# Requirement:
Copy out all lines of the records in which the word "steps" appears.

## BEGIN

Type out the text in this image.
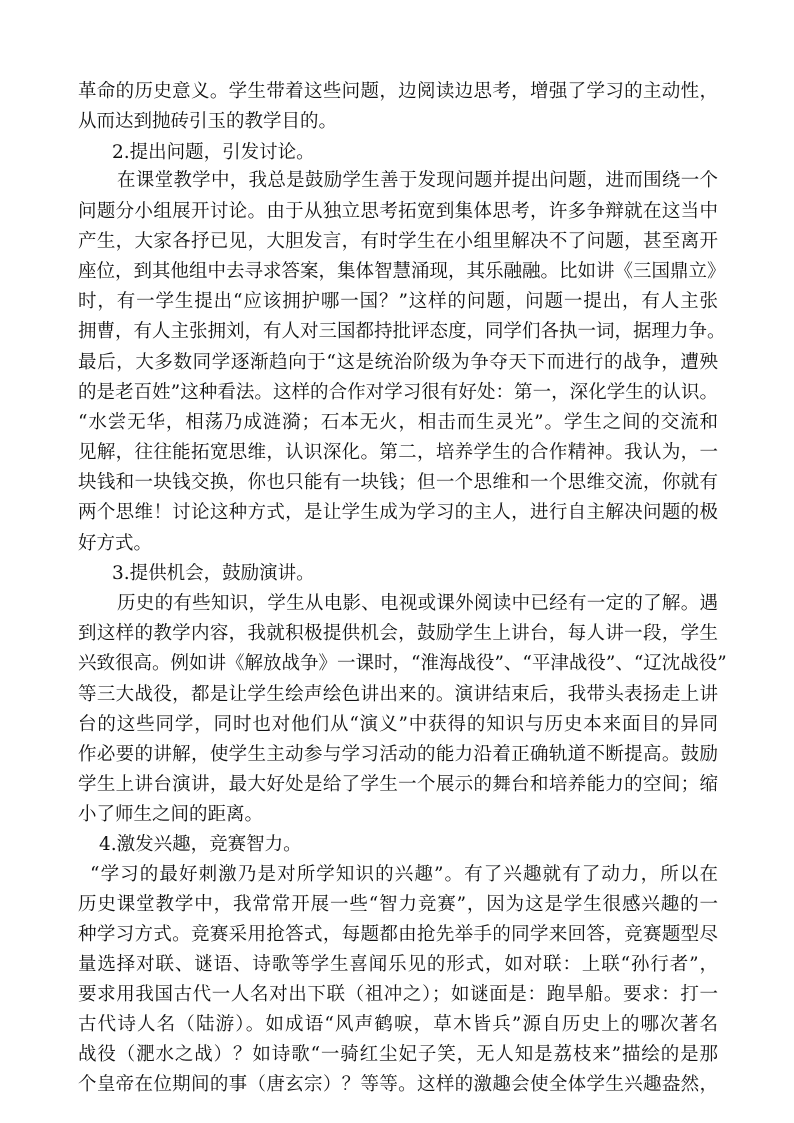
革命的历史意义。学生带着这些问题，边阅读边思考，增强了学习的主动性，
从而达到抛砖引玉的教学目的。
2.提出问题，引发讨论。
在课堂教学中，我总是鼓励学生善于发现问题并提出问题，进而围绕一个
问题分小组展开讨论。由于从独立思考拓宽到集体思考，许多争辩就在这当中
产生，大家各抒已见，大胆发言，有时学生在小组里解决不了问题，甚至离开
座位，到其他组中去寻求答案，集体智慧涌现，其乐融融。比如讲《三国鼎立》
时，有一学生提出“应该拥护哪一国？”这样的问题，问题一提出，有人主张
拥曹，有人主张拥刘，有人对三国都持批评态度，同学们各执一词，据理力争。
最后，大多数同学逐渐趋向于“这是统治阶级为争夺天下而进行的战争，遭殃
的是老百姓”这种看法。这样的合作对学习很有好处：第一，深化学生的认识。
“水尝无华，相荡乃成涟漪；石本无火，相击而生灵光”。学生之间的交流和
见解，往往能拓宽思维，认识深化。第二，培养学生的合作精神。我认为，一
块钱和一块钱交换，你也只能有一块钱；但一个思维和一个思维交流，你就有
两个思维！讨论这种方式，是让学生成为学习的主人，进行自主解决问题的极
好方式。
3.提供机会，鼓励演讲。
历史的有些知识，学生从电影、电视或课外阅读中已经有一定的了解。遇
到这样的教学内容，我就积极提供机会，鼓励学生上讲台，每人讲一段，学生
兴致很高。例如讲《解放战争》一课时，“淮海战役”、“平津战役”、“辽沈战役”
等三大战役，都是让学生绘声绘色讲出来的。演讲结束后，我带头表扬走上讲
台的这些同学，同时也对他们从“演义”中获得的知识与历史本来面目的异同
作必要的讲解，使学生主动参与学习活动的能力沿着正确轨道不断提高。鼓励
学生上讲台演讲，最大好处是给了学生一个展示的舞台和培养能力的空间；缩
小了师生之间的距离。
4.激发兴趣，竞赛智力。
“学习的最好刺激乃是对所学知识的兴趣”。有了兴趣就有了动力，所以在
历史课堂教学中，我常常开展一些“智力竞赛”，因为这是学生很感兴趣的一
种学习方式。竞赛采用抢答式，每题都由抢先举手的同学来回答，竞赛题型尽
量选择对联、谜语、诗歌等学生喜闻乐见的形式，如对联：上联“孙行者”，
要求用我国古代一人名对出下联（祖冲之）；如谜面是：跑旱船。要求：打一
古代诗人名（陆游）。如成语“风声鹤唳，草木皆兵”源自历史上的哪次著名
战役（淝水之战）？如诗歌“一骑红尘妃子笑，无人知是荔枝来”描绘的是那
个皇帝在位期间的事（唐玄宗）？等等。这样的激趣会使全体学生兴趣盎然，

## END
## BEGIN

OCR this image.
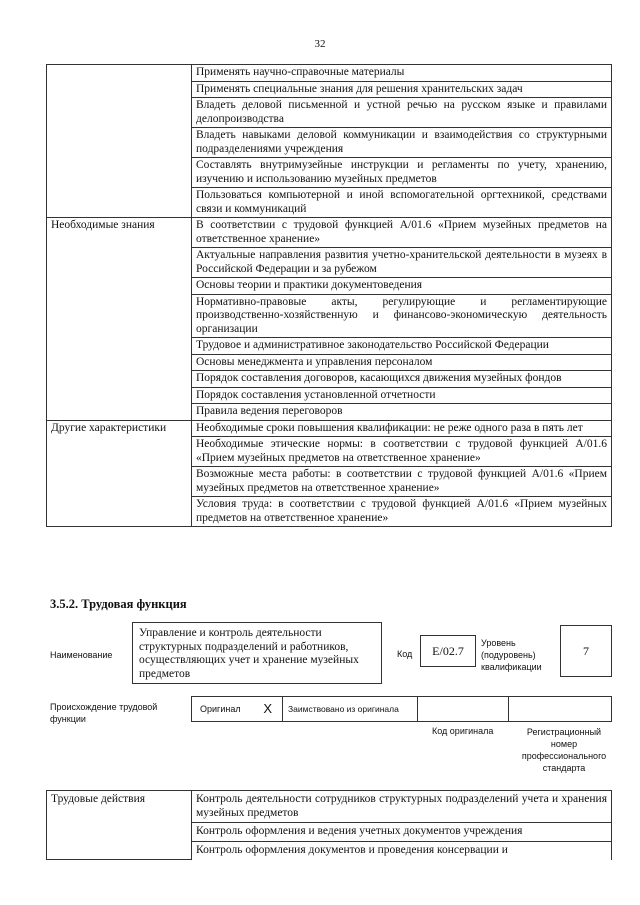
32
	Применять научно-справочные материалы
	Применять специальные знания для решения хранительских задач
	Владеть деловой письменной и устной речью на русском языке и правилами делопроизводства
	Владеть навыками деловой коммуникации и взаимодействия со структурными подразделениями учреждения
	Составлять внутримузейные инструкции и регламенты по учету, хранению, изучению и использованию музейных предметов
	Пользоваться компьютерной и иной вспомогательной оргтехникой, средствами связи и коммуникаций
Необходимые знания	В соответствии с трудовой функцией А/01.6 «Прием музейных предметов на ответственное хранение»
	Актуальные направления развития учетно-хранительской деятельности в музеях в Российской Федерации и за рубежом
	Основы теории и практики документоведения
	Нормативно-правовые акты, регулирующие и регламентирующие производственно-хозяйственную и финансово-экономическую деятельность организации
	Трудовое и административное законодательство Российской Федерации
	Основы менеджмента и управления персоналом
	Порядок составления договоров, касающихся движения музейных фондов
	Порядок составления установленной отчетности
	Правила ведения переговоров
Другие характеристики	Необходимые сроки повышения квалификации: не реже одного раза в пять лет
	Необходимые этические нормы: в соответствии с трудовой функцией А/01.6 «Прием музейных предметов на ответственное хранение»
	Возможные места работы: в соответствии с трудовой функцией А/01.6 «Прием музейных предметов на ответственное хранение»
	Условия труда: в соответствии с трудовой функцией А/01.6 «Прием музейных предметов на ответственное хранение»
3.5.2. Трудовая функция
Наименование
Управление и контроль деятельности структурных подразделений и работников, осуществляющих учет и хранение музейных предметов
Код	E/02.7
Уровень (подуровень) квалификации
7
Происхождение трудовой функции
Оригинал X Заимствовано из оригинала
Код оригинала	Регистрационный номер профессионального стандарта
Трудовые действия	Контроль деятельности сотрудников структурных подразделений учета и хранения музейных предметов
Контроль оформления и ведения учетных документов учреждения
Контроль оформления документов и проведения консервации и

## END
## BEGIN

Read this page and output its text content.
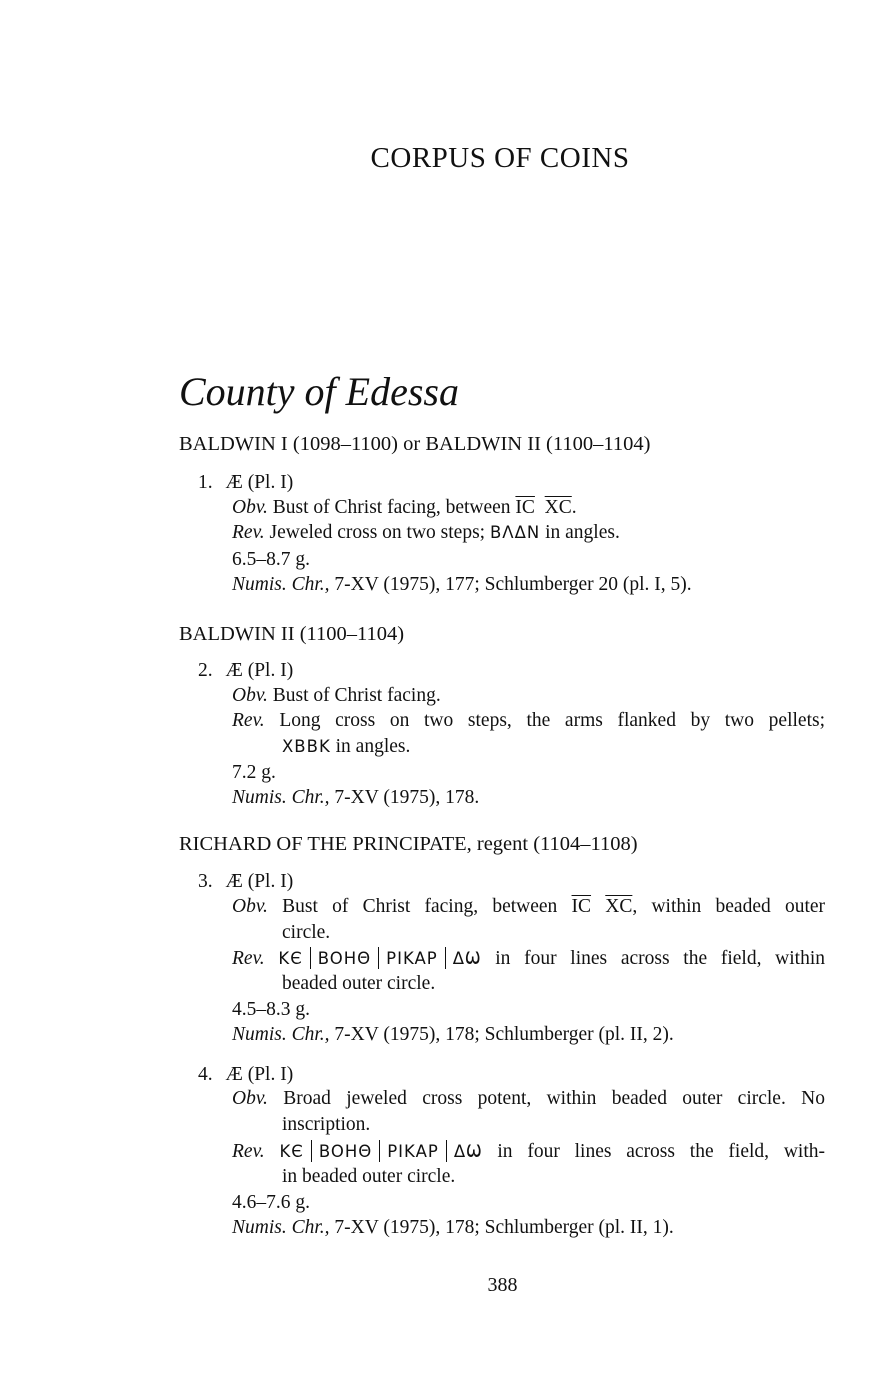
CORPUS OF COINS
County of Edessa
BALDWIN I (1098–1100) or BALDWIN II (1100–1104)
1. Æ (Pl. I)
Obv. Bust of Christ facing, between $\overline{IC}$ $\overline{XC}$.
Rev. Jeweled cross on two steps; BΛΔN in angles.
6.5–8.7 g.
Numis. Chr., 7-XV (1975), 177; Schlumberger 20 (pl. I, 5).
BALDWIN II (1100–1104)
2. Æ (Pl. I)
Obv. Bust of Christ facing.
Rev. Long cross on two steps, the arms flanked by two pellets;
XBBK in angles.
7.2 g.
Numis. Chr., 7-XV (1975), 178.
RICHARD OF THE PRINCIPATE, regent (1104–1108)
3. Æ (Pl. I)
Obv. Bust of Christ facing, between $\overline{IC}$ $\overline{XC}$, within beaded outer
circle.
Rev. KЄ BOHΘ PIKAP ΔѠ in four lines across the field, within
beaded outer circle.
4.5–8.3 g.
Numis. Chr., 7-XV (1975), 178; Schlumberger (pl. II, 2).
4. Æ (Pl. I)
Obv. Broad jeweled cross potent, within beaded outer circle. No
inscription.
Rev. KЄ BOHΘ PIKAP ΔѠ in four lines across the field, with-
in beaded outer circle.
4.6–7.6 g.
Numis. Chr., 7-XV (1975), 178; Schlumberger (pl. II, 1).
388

## END

# Complete response:
Rev. Jeweled cross on two steps; BΛΔN in angles.
Rev. Long cross on two steps, the arms flanked by two pellets;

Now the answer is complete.